## The problem
Could you write out the records below exactly as they appear, leaving out any pictures?

## Records for this exercise

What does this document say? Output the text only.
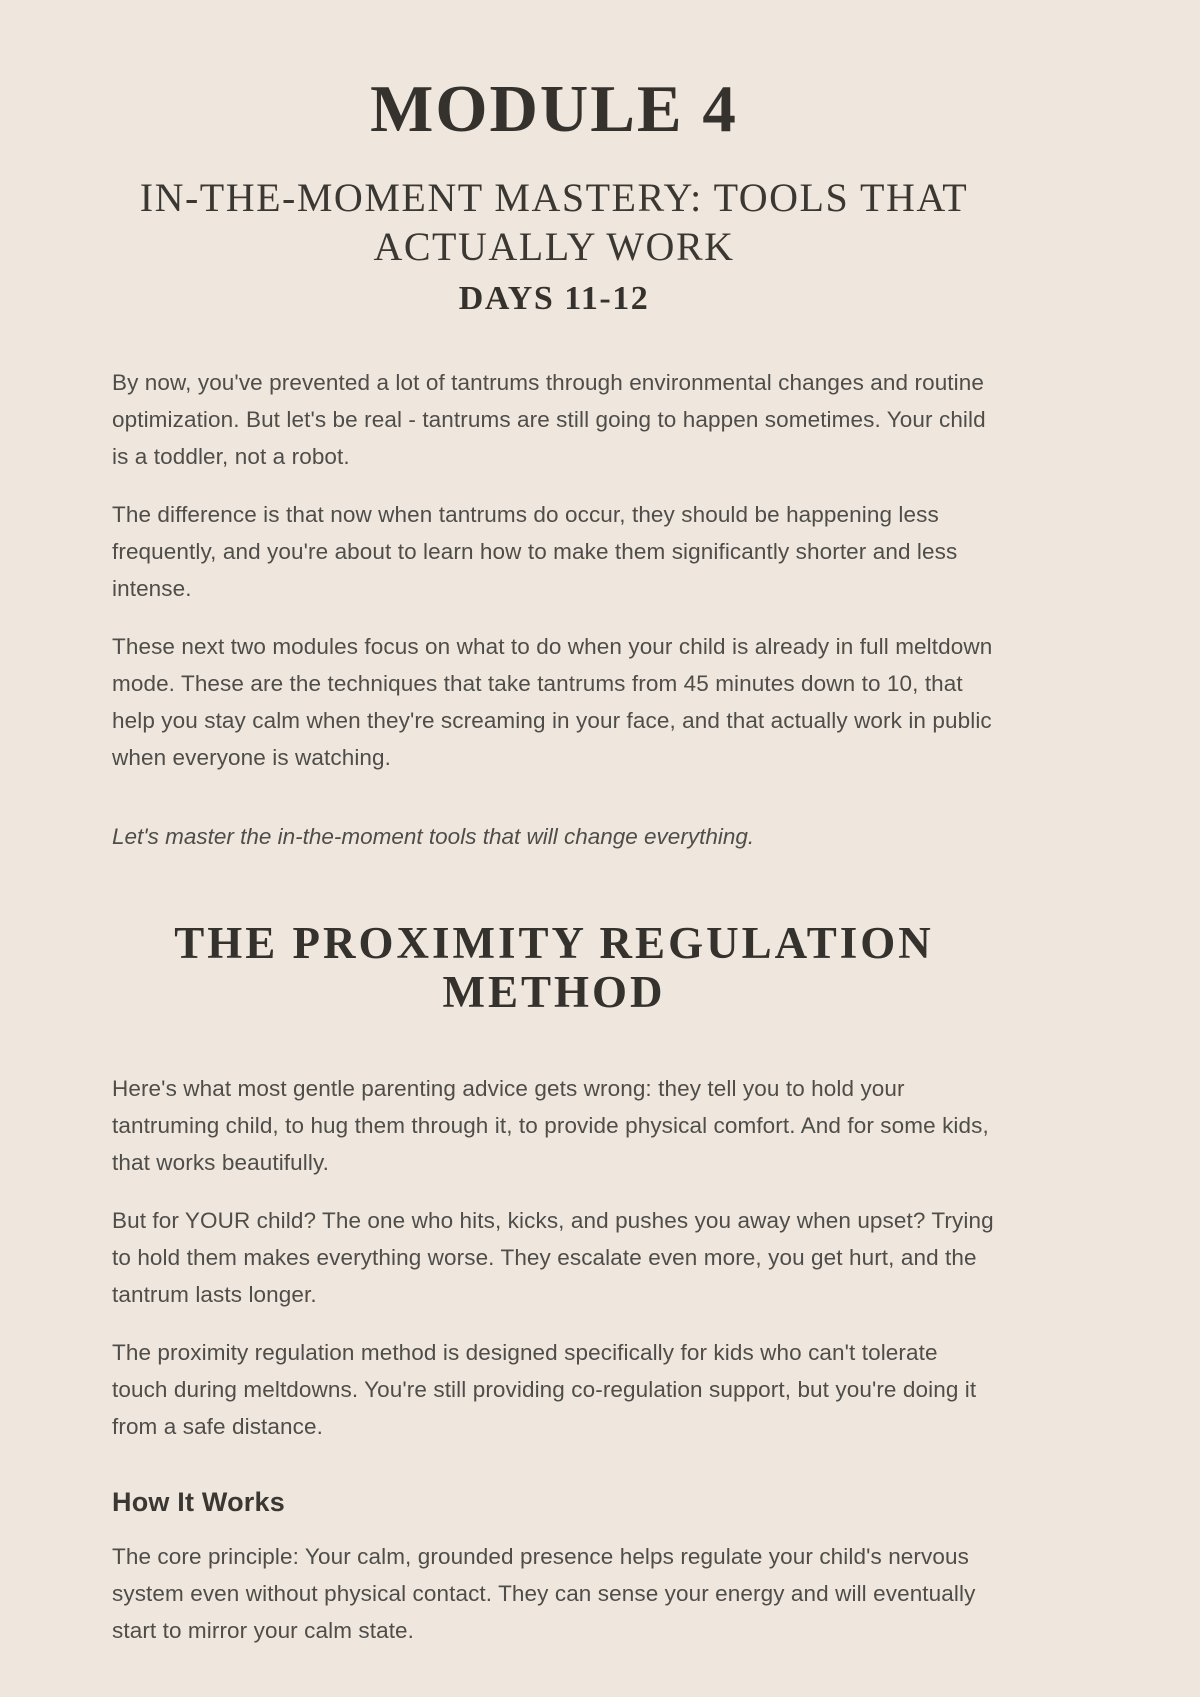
MODULE 4
IN-THE-MOMENT MASTERY: TOOLS THAT ACTUALLY WORK
DAYS 11-12

By now, you've prevented a lot of tantrums through environmental changes and routine optimization. But let's be real - tantrums are still going to happen sometimes. Your child is a toddler, not a robot.

The difference is that now when tantrums do occur, they should be happening less frequently, and you're about to learn how to make them significantly shorter and less intense.

These next two modules focus on what to do when your child is already in full meltdown mode. These are the techniques that take tantrums from 45 minutes down to 10, that help you stay calm when they're screaming in your face, and that actually work in public when everyone is watching.

Let's master the in-the-moment tools that will change everything.

THE PROXIMITY REGULATION METHOD

Here's what most gentle parenting advice gets wrong: they tell you to hold your tantruming child, to hug them through it, to provide physical comfort. And for some kids, that works beautifully.

But for YOUR child? The one who hits, kicks, and pushes you away when upset? Trying to hold them makes everything worse. They escalate even more, you get hurt, and the tantrum lasts longer.

The proximity regulation method is designed specifically for kids who can't tolerate touch during meltdowns. You're still providing co-regulation support, but you're doing it from a safe distance.

How It Works

The core principle: Your calm, grounded presence helps regulate your child's nervous system even without physical contact. They can sense your energy and will eventually start to mirror your calm state.
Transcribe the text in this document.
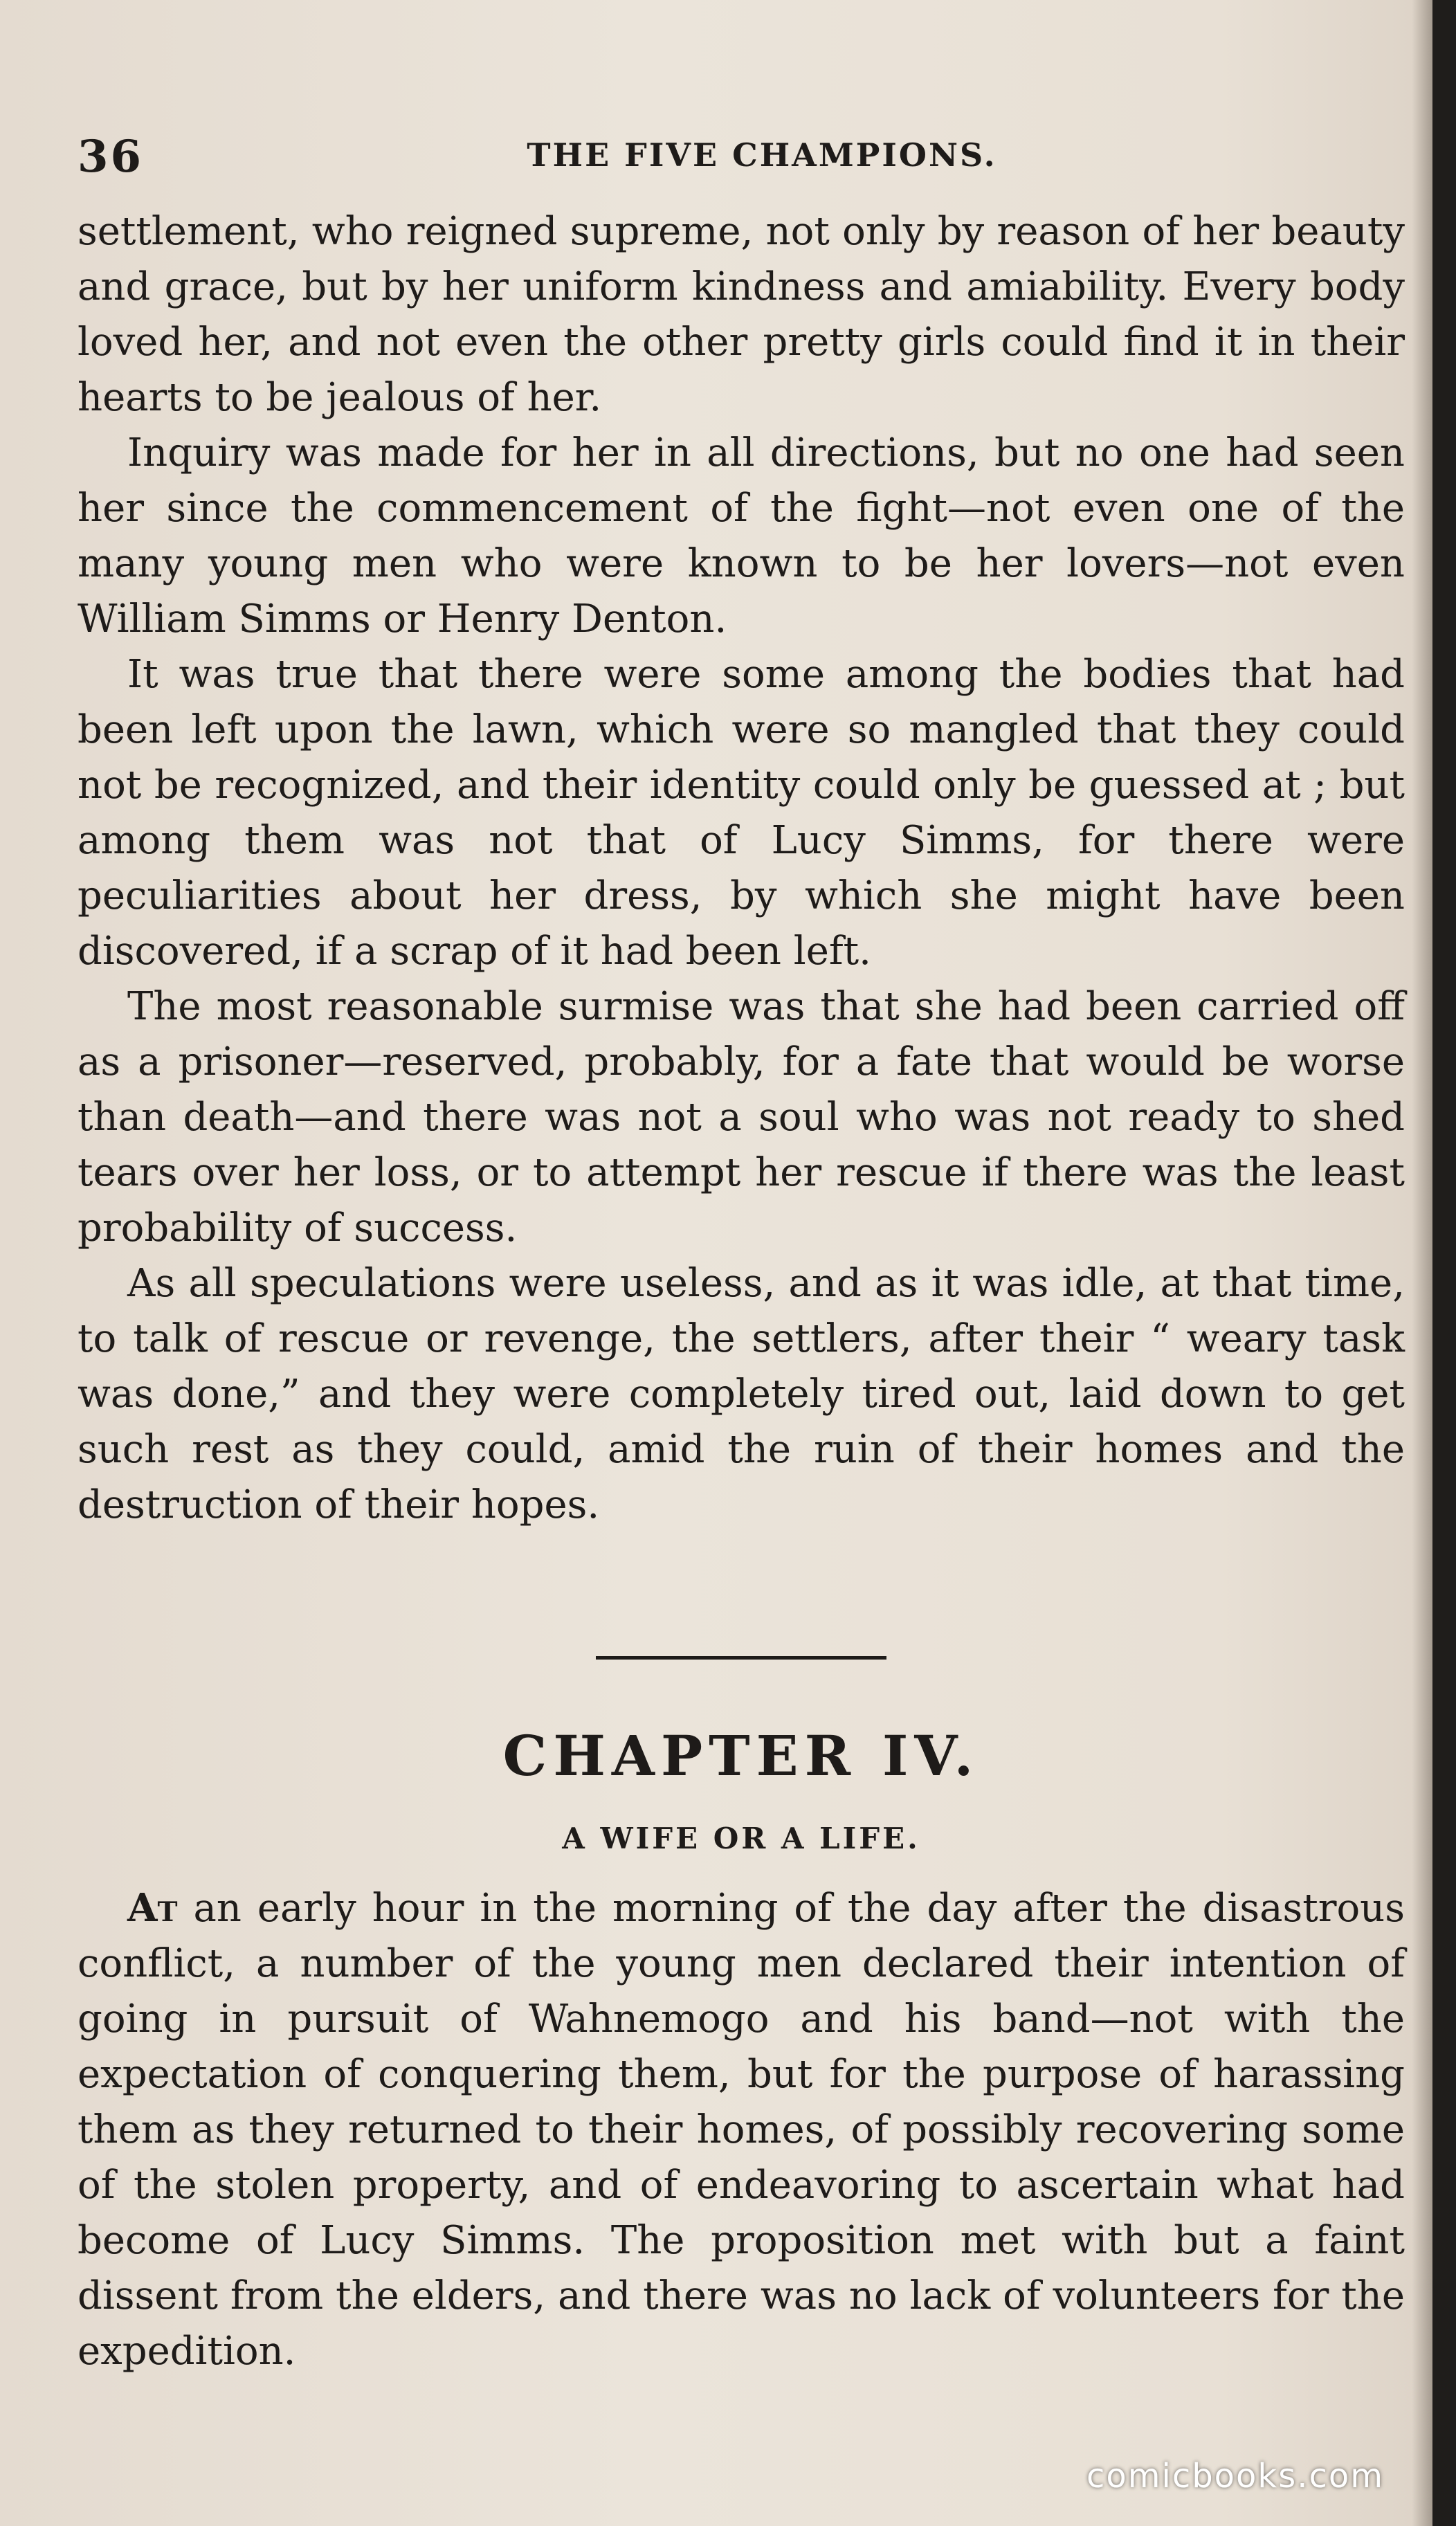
36	THE FIVE CHAMPIONS.

settlement, who reigned supreme, not only by reason of her beauty and grace, but by her uniform kindness and amiability. Every body loved her, and not even the other pretty girls could find it in their hearts to be jealous of her.

Inquiry was made for her in all directions, but no one had seen her since the commencement of the fight—not even one of the many young men who were known to be her lovers—not even William Simms or Henry Denton.

It was true that there were some among the bodies that had been left upon the lawn, which were so mangled that they could not be recognized, and their identity could only be guessed at ; but among them was not that of Lucy Simms, for there were peculiarities about her dress, by which she might have been discovered, if a scrap of it had been left.

The most reasonable surmise was that she had been carried off as a prisoner—reserved, probably, for a fate that would be worse than death—and there was not a soul who was not ready to shed tears over her loss, or to attempt her rescue if there was the least probability of success.

As all speculations were useless, and as it was idle, at that time, to talk of rescue or revenge, the settlers, after their “ weary task was done,” and they were completely tired out, laid down to get such rest as they could, amid the ruin of their homes and the destruction of their hopes.

CHAPTER IV.
A WIFE OR A LIFE.

At an early hour in the morning of the day after the disastrous conflict, a number of the young men declared their intention of going in pursuit of Wahnemogo and his band—not with the expectation of conquering them, but for the purpose of harassing them as they returned to their homes, of possibly recovering some of the stolen property, and of endeavoring to ascertain what had become of Lucy Simms. The proposition met with but a faint dissent from the elders, and there was no lack of volunteers for the expedition.

comicbooks.com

## The output
What does this document say? Output the text only.
MODULE 4
IN-THE-MOMENT MASTERY: TOOLS THAT ACTUALLY WORK
DAYS 11-12

By now, you've prevented a lot of tantrums through environmental changes and routine optimization. But let's be real - tantrums are still going to happen sometimes. Your child is a toddler, not a robot.

The difference is that now when tantrums do occur, they should be happening less frequently, and you're about to learn how to make them significantly shorter and less intense.

These next two modules focus on what to do when your child is already in full meltdown mode. These are the techniques that take tantrums from 45 minutes down to 10, that help you stay calm when they're screaming in your face, and that actually work in public when everyone is watching.

Let's master the in-the-moment tools that will change everything.

THE PROXIMITY REGULATION METHOD

Here's what most gentle parenting advice gets wrong: they tell you to hold your tantruming child, to hug them through it, to provide physical comfort. And for some kids, that works beautifully.

But for YOUR child? The one who hits, kicks, and pushes you away when upset? Trying to hold them makes everything worse. They escalate even more, you get hurt, and the tantrum lasts longer.

The proximity regulation method is designed specifically for kids who can't tolerate touch during meltdowns. You're still providing co-regulation support, but you're doing it from a safe distance.

How It Works

The core principle: Your calm, grounded presence helps regulate your child's nervous system even without physical contact. They can sense your energy and will eventually start to mirror your calm state.
Transcribe the text in this document.
36	THE FIVE CHAMPIONS.

settlement, who reigned supreme, not only by reason of her beauty and grace, but by her uniform kindness and amiability. Every body loved her, and not even the other pretty girls could find it in their hearts to be jealous of her.

Inquiry was made for her in all directions, but no one had seen her since the commencement of the fight—not even one of the many young men who were known to be her lovers—not even William Simms or Henry Denton.

It was true that there were some among the bodies that had been left upon the lawn, which were so mangled that they could not be recognized, and their identity could only be guessed at ; but among them was not that of Lucy Simms, for there were peculiarities about her dress, by which she might have been discovered, if a scrap of it had been left.

The most reasonable surmise was that she had been carried off as a prisoner—reserved, probably, for a fate that would be worse than death—and there was not a soul who was not ready to shed tears over her loss, or to attempt her rescue if there was the least probability of success.

As all speculations were useless, and as it was idle, at that time, to talk of rescue or revenge, the settlers, after their “ weary task was done,” and they were completely tired out, laid down to get such rest as they could, amid the ruin of their homes and the destruction of their hopes.

CHAPTER IV.
A WIFE OR A LIFE.

At an early hour in the morning of the day after the disastrous conflict, a number of the young men declared their intention of going in pursuit of Wahnemogo and his band—not with the expectation of conquering them, but for the purpose of harassing them as they returned to their homes, of possibly recovering some of the stolen property, and of endeavoring to ascertain what had become of Lucy Simms. The proposition met with but a faint dissent from the elders, and there was no lack of volunteers for the expedition.

comicbooks.com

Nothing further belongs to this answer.